Stated goal: Find each line with the string "image" and copy it.

━━━━

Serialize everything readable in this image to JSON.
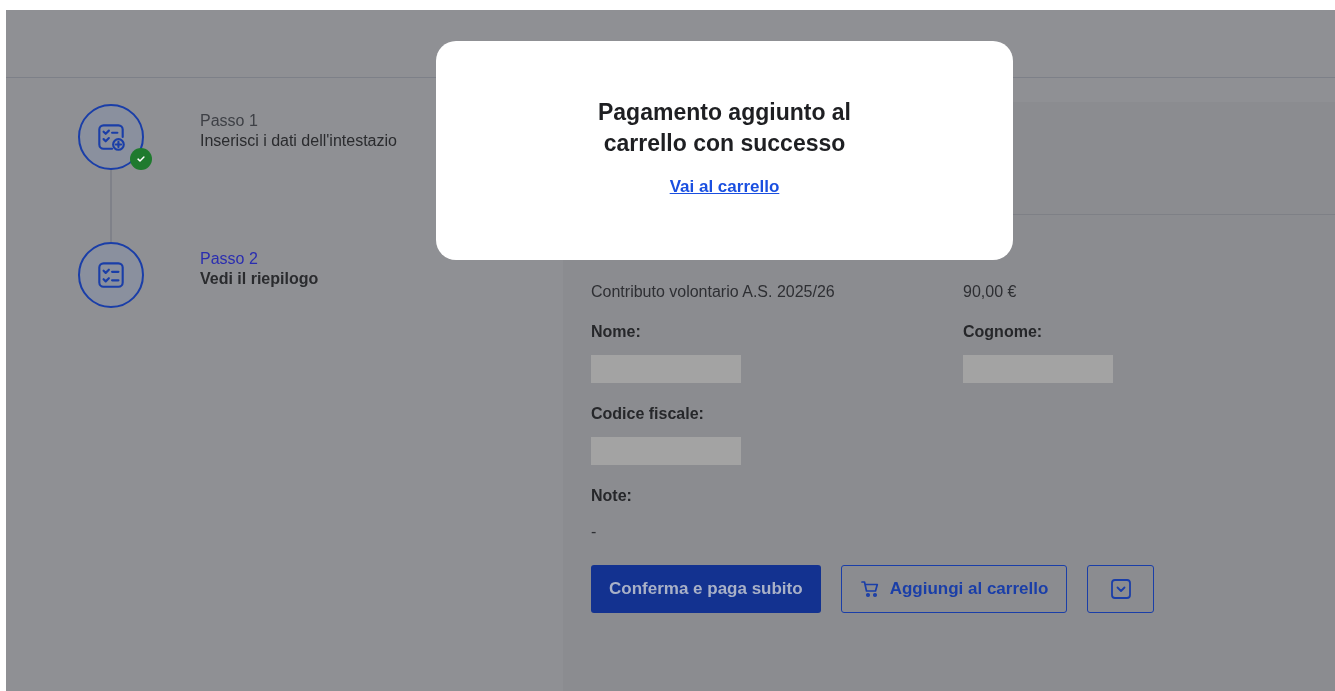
{
  "steps": [
    {
      "label": "Passo 1",
      "title": "Inserisci i dati dell'intestazio",
      "completed": true,
      "selected": false
    },
    {
      "label": "Passo 2",
      "title": "Vedi il riepilogo",
      "completed": false,
      "selected": true
    }
  ],
  "summary": {
    "rows": [
      [
        {
          "value": "Contributo volontario A.S. 2025/26"
        },
        {
          "value": "90,00 €"
        }
      ],
      [
        {
          "label": "Nome:",
          "redacted": true
        },
        {
          "label": "Cognome:",
          "redacted": true
        }
      ],
      [
        {
          "label": "Codice fiscale:",
          "redacted": true
        }
      ],
      [
        {
          "label": "Note:",
          "value": "-"
        }
      ]
    ]
  },
  "buttons": [
    {
      "kind": "primary",
      "label": "Conferma e paga subito"
    },
    {
      "kind": "cart",
      "label": "Aggiungi al carrello"
    },
    {
      "kind": "menu"
    }
  ],
  "modal": {
    "title": "Pagamento aggiunto al carrello con successo",
    "link": "Vai al carrello"
  }
}
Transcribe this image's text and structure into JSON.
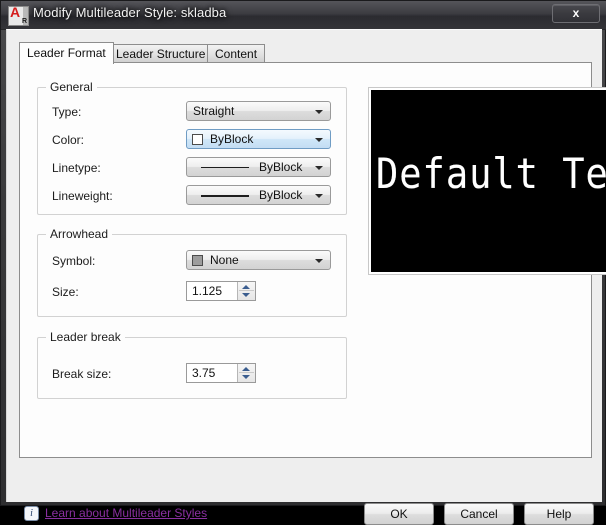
{
  "window": {
    "title": "Modify Multileader Style: skladba",
    "icon": "autocad-app-icon",
    "close_label": "x",
    "frame_color": "#3a3a3c",
    "client_bg": "#eeeeee"
  },
  "tabs": [
    {
      "label": "Leader Format",
      "active": true
    },
    {
      "label": "Leader Structure",
      "active": false
    },
    {
      "label": "Content",
      "active": false
    }
  ],
  "groups": {
    "general": {
      "title": "General",
      "rows": [
        {
          "label": "Type:",
          "value": "Straight",
          "control": "combobox"
        },
        {
          "label": "Color:",
          "value": "ByBlock",
          "control": "combobox",
          "swatch": "#ffffff",
          "focused": true
        },
        {
          "label": "Linetype:",
          "value": "ByBlock",
          "control": "combobox",
          "sample": "solid-line"
        },
        {
          "label": "Lineweight:",
          "value": "ByBlock",
          "control": "combobox",
          "sample": "solid-line"
        }
      ]
    },
    "arrowhead": {
      "title": "Arrowhead",
      "rows": [
        {
          "label": "Symbol:",
          "value": "None",
          "control": "combobox",
          "swatch": "#9d9d9d"
        },
        {
          "label": "Size:",
          "value": "1.125",
          "control": "spinner"
        }
      ]
    },
    "leader_break": {
      "title": "Leader break",
      "rows": [
        {
          "label": "Break size:",
          "value": "3.75",
          "control": "spinner"
        }
      ]
    }
  },
  "preview": {
    "text": "Default Text",
    "background": "#000000",
    "foreground": "#ffffff"
  },
  "footer": {
    "info_icon": "info-icon",
    "info_glyph": "i",
    "link_label": "Learn about Multileader Styles",
    "link_color": "#8a2fa0",
    "buttons": [
      {
        "label": "OK",
        "name": "ok-button"
      },
      {
        "label": "Cancel",
        "name": "cancel-button"
      },
      {
        "label": "Help",
        "name": "help-button"
      }
    ]
  }
}
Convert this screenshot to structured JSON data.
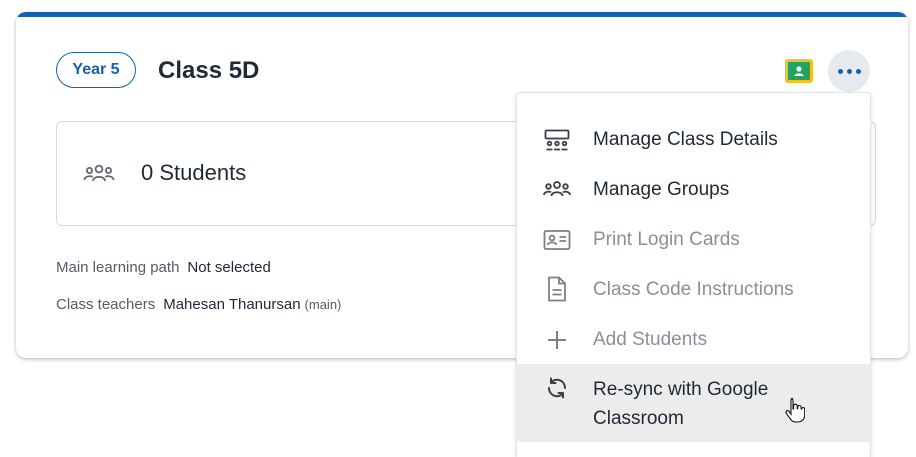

━━━━

Result of this task:
Serialize everything readable in this image to JSON.
Transcribe this image's text and structure into JSON.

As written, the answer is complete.